= Dataset extract =
▬▬▬▬▬▬▬▬▬▬

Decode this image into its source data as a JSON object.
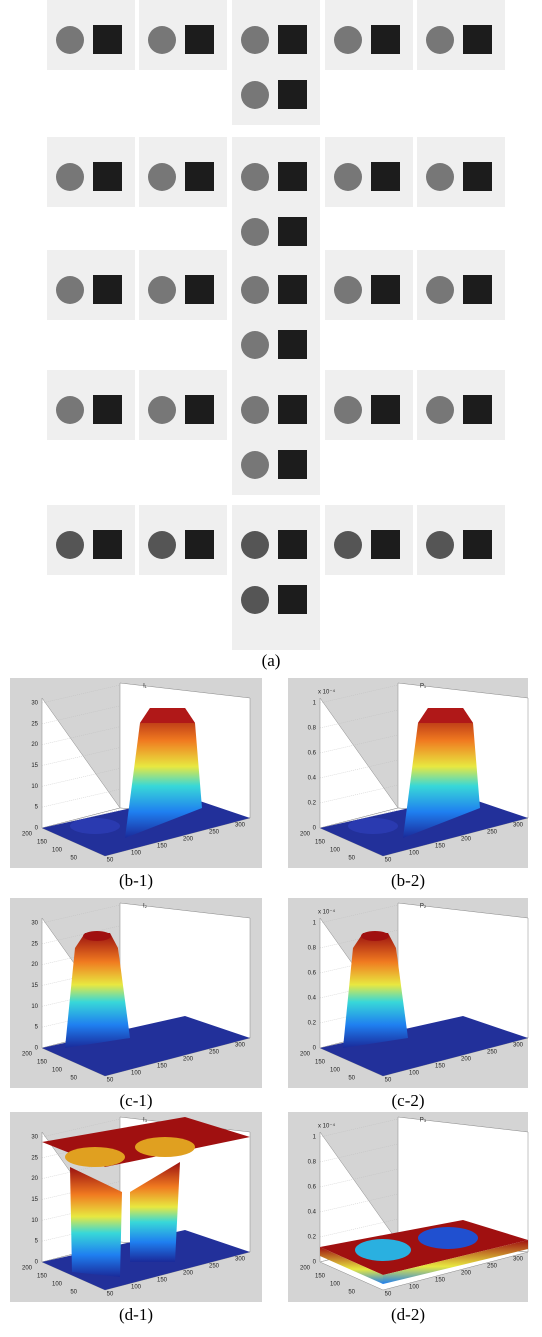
{
  "panel_a": {
    "caption": "(a)"
  },
  "plots": [
    {
      "caption": "(b-1)",
      "title": "I₁",
      "z_ticks": [
        "30",
        "25",
        "20",
        "15",
        "10",
        "5",
        "0"
      ],
      "y_ticks": [
        "200",
        "150",
        "100",
        "50"
      ],
      "x_ticks": [
        "50",
        "100",
        "150",
        "200",
        "250",
        "300"
      ]
    },
    {
      "caption": "(b-2)",
      "title": "P₁",
      "scale_note": "x 10⁻⁴",
      "z_ticks": [
        "1",
        "0.8",
        "0.6",
        "0.4",
        "0.2",
        "0"
      ],
      "y_ticks": [
        "200",
        "150",
        "100",
        "50"
      ],
      "x_ticks": [
        "50",
        "100",
        "150",
        "200",
        "250",
        "300"
      ]
    },
    {
      "caption": "(c-1)",
      "title": "I₂",
      "z_ticks": [
        "30",
        "25",
        "20",
        "15",
        "10",
        "5",
        "0"
      ],
      "y_ticks": [
        "200",
        "150",
        "100",
        "50"
      ],
      "x_ticks": [
        "50",
        "100",
        "150",
        "200",
        "250",
        "300"
      ]
    },
    {
      "caption": "(c-2)",
      "title": "P₂",
      "scale_note": "x 10⁻⁴",
      "z_ticks": [
        "1",
        "0.8",
        "0.6",
        "0.4",
        "0.2",
        "0"
      ],
      "y_ticks": [
        "200",
        "150",
        "100",
        "50"
      ],
      "x_ticks": [
        "50",
        "100",
        "150",
        "200",
        "250",
        "300"
      ]
    },
    {
      "caption": "(d-1)",
      "title": "I₃",
      "z_ticks": [
        "30",
        "25",
        "20",
        "15",
        "10",
        "5",
        "0"
      ],
      "y_ticks": [
        "200",
        "150",
        "100",
        "50"
      ],
      "x_ticks": [
        "50",
        "100",
        "150",
        "200",
        "250",
        "300"
      ]
    },
    {
      "caption": "(d-2)",
      "title": "P₃",
      "scale_note": "x 10⁻⁴",
      "z_ticks": [
        "1",
        "0.8",
        "0.6",
        "0.4",
        "0.2",
        "0"
      ],
      "y_ticks": [
        "200",
        "150",
        "100",
        "50"
      ],
      "x_ticks": [
        "50",
        "100",
        "150",
        "200",
        "250",
        "300"
      ]
    }
  ]
}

▬▬▬▬▬▬▬▬▬▬

Copy out each line of the listing that holds "caption".

    "caption": "(a)"
      "caption": "(b-1)",
      "caption": "(b-2)",
      "caption": "(c-1)",
      "caption": "(c-2)",
      "caption": "(d-1)",
      "caption": "(d-2)",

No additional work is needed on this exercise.